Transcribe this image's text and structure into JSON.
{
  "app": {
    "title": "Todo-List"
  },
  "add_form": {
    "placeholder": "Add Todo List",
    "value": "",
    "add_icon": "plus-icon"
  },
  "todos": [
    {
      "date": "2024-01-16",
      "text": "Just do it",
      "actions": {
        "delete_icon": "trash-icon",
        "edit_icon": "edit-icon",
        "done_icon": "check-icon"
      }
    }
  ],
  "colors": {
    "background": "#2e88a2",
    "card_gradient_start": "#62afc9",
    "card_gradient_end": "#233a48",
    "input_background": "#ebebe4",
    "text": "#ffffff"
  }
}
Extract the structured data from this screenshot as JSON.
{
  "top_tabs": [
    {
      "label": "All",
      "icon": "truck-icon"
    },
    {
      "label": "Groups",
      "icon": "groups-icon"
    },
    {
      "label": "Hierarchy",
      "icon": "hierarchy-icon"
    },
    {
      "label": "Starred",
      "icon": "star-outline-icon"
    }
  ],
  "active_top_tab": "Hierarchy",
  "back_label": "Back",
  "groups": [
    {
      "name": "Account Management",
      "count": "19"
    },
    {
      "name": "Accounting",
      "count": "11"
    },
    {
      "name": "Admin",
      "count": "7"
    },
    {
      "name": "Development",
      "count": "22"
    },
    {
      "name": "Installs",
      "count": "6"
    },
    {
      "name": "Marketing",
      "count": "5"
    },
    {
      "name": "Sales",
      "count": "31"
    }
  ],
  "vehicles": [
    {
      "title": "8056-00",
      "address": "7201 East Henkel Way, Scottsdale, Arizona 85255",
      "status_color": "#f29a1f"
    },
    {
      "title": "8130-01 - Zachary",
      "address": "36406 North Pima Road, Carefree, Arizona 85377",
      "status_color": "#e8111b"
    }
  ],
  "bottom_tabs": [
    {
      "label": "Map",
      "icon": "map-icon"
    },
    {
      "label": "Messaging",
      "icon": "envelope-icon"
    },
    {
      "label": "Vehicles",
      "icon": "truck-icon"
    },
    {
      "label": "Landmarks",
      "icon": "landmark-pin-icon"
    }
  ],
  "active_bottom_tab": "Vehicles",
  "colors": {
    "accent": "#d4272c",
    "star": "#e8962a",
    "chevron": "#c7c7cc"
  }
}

________________________

*EXERCISE DESCRIPTION*
Go back to the listing above and please repeat it exactly.

*PROBLEM SOLUTION*
Transcribe this image's text and structure into JSON.
{
  "app": {
    "title": "Todo-List"
  },
  "add_form": {
    "placeholder": "Add Todo List",
    "value": "",
    "add_icon": "plus-icon"
  },
  "todos": [
    {
      "date": "2024-01-16",
      "text": "Just do it",
      "actions": {
        "delete_icon": "trash-icon",
        "edit_icon": "edit-icon",
        "done_icon": "check-icon"
      }
    }
  ],
  "colors": {
    "background": "#2e88a2",
    "card_gradient_start": "#62afc9",
    "card_gradient_end": "#233a48",
    "input_background": "#ebebe4",
    "text": "#ffffff"
  }
}
Extract the structured data from this screenshot as JSON.
{
  "top_tabs": [
    {
      "label": "All",
      "icon": "truck-icon"
    },
    {
      "label": "Groups",
      "icon": "groups-icon"
    },
    {
      "label": "Hierarchy",
      "icon": "hierarchy-icon"
    },
    {
      "label": "Starred",
      "icon": "star-outline-icon"
    }
  ],
  "active_top_tab": "Hierarchy",
  "back_label": "Back",
  "groups": [
    {
      "name": "Account Management",
      "count": "19"
    },
    {
      "name": "Accounting",
      "count": "11"
    },
    {
      "name": "Admin",
      "count": "7"
    },
    {
      "name": "Development",
      "count": "22"
    },
    {
      "name": "Installs",
      "count": "6"
    },
    {
      "name": "Marketing",
      "count": "5"
    },
    {
      "name": "Sales",
      "count": "31"
    }
  ],
  "vehicles": [
    {
      "title": "8056-00",
      "address": "7201 East Henkel Way, Scottsdale, Arizona 85255",
      "status_color": "#f29a1f"
    },
    {
      "title": "8130-01 - Zachary",
      "address": "36406 North Pima Road, Carefree, Arizona 85377",
      "status_color": "#e8111b"
    }
  ],
  "bottom_tabs": [
    {
      "label": "Map",
      "icon": "map-icon"
    },
    {
      "label": "Messaging",
      "icon": "envelope-icon"
    },
    {
      "label": "Vehicles",
      "icon": "truck-icon"
    },
    {
      "label": "Landmarks",
      "icon": "landmark-pin-icon"
    }
  ],
  "active_bottom_tab": "Vehicles",
  "colors": {
    "accent": "#d4272c",
    "star": "#e8962a",
    "chevron": "#c7c7cc"
  }
}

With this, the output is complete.